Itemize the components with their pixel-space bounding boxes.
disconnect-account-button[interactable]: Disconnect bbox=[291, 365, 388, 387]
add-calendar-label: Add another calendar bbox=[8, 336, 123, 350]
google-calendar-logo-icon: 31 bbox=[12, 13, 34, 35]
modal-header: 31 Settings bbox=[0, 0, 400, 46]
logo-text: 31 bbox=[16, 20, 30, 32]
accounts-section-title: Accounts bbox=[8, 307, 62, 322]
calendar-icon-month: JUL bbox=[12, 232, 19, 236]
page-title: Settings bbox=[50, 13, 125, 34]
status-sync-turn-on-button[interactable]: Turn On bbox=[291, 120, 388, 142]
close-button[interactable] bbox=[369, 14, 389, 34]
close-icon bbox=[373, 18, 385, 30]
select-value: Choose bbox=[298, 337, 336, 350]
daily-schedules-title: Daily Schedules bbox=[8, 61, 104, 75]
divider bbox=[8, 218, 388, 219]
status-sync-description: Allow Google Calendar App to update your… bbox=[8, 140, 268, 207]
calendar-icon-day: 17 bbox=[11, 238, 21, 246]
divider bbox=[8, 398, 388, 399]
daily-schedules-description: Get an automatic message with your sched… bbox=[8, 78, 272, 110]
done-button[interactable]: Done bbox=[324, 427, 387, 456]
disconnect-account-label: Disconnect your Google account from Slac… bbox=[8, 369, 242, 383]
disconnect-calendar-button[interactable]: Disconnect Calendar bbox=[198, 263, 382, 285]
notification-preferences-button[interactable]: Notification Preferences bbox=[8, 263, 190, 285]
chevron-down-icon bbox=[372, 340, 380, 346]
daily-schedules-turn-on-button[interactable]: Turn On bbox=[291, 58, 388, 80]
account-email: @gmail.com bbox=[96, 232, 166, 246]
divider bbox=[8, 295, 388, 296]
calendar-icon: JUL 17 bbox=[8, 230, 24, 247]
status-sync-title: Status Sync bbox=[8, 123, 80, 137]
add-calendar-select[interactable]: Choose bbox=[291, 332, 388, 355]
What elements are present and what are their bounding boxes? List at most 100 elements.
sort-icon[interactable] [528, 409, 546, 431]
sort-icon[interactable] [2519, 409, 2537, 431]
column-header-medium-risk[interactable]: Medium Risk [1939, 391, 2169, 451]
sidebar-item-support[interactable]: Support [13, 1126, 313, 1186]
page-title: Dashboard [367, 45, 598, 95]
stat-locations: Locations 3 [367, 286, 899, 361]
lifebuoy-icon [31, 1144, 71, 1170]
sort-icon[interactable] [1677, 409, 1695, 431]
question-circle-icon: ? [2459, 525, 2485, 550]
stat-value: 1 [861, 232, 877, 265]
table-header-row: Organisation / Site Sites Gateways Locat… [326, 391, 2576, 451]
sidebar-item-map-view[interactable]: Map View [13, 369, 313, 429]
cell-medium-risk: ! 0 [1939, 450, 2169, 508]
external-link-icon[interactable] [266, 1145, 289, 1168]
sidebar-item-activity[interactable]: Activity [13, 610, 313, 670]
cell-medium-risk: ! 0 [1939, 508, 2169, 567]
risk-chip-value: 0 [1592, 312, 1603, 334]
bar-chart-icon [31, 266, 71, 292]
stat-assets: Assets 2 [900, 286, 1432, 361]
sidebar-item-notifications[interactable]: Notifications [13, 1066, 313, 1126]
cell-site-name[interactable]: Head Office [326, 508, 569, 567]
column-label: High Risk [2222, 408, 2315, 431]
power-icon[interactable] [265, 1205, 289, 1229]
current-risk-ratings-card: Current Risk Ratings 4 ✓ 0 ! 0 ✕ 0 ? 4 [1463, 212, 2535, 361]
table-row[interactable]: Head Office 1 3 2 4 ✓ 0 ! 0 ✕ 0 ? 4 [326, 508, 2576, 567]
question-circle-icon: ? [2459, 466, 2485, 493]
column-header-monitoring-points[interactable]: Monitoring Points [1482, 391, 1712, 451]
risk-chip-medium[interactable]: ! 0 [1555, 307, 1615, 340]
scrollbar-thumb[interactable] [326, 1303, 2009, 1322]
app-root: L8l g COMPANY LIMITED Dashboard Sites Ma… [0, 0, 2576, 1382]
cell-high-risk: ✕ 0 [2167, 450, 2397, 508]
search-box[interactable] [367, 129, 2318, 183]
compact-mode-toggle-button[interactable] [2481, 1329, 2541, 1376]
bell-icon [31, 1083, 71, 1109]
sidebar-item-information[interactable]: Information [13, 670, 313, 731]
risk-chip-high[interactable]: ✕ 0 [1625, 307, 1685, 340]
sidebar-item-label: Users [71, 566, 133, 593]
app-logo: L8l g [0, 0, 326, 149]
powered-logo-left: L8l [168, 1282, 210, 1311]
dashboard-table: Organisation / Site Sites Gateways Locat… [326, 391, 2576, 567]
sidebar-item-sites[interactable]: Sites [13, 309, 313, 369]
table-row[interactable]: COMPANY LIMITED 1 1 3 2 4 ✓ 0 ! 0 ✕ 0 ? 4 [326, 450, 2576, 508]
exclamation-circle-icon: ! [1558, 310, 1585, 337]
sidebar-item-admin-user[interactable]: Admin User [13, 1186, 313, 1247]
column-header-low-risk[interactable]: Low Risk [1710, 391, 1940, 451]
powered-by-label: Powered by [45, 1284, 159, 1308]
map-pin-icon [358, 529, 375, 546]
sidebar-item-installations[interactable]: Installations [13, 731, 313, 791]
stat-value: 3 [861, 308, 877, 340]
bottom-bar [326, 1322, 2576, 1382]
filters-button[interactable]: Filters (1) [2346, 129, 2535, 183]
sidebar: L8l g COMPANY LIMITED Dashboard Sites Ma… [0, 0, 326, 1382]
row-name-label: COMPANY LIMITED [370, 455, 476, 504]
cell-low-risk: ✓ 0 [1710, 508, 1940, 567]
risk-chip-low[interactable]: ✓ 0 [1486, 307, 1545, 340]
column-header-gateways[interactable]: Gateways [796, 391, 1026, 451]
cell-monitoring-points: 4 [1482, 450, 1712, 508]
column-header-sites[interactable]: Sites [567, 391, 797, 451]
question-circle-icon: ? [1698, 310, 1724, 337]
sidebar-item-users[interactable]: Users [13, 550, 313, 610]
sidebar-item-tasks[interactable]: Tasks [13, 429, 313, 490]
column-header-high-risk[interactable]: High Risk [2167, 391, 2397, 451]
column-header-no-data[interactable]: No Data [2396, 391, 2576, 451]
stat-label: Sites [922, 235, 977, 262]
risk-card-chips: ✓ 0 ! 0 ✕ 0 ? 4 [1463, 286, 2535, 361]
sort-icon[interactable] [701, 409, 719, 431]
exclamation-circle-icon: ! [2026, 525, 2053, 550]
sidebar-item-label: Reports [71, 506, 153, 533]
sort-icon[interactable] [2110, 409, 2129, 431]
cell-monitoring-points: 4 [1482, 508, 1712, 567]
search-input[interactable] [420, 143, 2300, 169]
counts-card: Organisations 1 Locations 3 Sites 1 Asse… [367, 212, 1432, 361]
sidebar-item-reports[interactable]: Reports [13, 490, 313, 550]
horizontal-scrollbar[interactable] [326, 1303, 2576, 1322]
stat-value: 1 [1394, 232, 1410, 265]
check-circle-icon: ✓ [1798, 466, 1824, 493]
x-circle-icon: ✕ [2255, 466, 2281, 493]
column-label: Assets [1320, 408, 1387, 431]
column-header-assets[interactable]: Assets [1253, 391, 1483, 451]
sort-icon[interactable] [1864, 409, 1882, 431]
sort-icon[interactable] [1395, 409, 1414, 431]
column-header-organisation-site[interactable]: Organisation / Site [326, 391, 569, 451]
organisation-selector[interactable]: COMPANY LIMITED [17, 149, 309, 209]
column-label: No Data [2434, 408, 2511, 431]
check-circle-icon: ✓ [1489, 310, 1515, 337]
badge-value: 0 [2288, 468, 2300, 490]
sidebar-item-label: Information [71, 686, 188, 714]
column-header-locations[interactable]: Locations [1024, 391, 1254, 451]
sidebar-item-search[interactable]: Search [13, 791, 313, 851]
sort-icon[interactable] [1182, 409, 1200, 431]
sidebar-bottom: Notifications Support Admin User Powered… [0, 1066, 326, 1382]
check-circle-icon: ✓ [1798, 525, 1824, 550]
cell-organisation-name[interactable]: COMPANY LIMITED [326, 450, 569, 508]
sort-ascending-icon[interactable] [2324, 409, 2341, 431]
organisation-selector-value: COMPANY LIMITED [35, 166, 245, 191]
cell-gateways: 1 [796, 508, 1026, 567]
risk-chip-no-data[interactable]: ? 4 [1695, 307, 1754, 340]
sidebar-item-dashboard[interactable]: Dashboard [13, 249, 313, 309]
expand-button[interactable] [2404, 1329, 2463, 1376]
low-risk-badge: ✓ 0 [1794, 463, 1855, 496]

Set task → Please copy out, word for word, the lines of the items from the very first line through the line containing "divider bbox=[8, 218, 388, 219]", with both the first and that last line included.

Written response →
Itemize the components with their pixel-space bounding boxes.
disconnect-account-button[interactable]: Disconnect bbox=[291, 365, 388, 387]
add-calendar-label: Add another calendar bbox=[8, 336, 123, 350]
google-calendar-logo-icon: 31 bbox=[12, 13, 34, 35]
modal-header: 31 Settings bbox=[0, 0, 400, 46]
logo-text: 31 bbox=[16, 20, 30, 32]
accounts-section-title: Accounts bbox=[8, 307, 62, 322]
calendar-icon-month: JUL bbox=[12, 232, 19, 236]
page-title: Settings bbox=[50, 13, 125, 34]
status-sync-turn-on-button[interactable]: Turn On bbox=[291, 120, 388, 142]
close-button[interactable] bbox=[369, 14, 389, 34]
close-icon bbox=[373, 18, 385, 30]
select-value: Choose bbox=[298, 337, 336, 350]
daily-schedules-title: Daily Schedules bbox=[8, 61, 104, 75]
divider bbox=[8, 218, 388, 219]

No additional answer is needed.